§ **GOAL**
Reproduce the entries below in full, word for word.
** start ITEMS **
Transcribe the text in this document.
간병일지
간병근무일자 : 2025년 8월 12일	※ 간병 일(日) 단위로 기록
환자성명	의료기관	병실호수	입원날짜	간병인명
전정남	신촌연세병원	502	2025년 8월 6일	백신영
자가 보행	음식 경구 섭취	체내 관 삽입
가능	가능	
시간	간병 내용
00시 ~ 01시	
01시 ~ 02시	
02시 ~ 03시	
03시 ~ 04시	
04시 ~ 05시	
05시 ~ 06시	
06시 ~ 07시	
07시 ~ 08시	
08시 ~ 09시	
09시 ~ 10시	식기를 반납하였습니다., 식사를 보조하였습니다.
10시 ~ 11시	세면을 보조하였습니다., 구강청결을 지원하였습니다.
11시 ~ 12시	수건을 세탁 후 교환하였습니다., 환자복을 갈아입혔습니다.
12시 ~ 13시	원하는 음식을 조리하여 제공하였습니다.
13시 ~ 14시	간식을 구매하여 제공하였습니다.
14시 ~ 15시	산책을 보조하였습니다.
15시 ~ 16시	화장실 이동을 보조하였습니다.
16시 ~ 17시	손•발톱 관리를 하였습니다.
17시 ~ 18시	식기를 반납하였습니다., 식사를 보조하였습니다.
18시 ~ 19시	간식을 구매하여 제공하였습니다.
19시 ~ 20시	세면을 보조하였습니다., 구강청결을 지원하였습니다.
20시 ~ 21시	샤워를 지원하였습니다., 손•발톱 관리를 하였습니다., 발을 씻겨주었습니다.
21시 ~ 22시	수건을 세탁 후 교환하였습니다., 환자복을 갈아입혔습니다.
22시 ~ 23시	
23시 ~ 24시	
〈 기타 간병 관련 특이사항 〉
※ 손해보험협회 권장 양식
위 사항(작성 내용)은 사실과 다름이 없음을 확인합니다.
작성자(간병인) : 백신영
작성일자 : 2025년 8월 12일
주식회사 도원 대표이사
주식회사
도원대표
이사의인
** end ITEMS **
§ **EXERCISE OUTPUT**
Transcribe the text in this document.
간병일지
간병근무일자 : 2025년 8월 12일	※ 간병 일(日) 단위로 기록
환자성명	의료기관	병실호수	입원날짜	간병인명
전정남	신촌연세병원	502	2025년 8월 6일	백신영
자가 보행	음식 경구 섭취	체내 관 삽입
가능	가능	
시간	간병 내용
00시 ~ 01시	
01시 ~ 02시	
02시 ~ 03시	
03시 ~ 04시	
04시 ~ 05시	
05시 ~ 06시	
06시 ~ 07시	
07시 ~ 08시	
08시 ~ 09시	
09시 ~ 10시	식기를 반납하였습니다., 식사를 보조하였습니다.
10시 ~ 11시	세면을 보조하였습니다., 구강청결을 지원하였습니다.
11시 ~ 12시	수건을 세탁 후 교환하였습니다., 환자복을 갈아입혔습니다.
12시 ~ 13시	원하는 음식을 조리하여 제공하였습니다.
13시 ~ 14시	간식을 구매하여 제공하였습니다.
14시 ~ 15시	산책을 보조하였습니다.
15시 ~ 16시	화장실 이동을 보조하였습니다.
16시 ~ 17시	손•발톱 관리를 하였습니다.
17시 ~ 18시	식기를 반납하였습니다., 식사를 보조하였습니다.
18시 ~ 19시	간식을 구매하여 제공하였습니다.
19시 ~ 20시	세면을 보조하였습니다., 구강청결을 지원하였습니다.
20시 ~ 21시	샤워를 지원하였습니다., 손•발톱 관리를 하였습니다., 발을 씻겨주었습니다.
21시 ~ 22시	수건을 세탁 후 교환하였습니다., 환자복을 갈아입혔습니다.
22시 ~ 23시	
23시 ~ 24시	
〈 기타 간병 관련 특이사항 〉
※ 손해보험협회 권장 양식
위 사항(작성 내용)은 사실과 다름이 없음을 확인합니다.
작성자(간병인) : 백신영
작성일자 : 2025년 8월 12일
주식회사 도원 대표이사
주식회사
도원대표
이사의인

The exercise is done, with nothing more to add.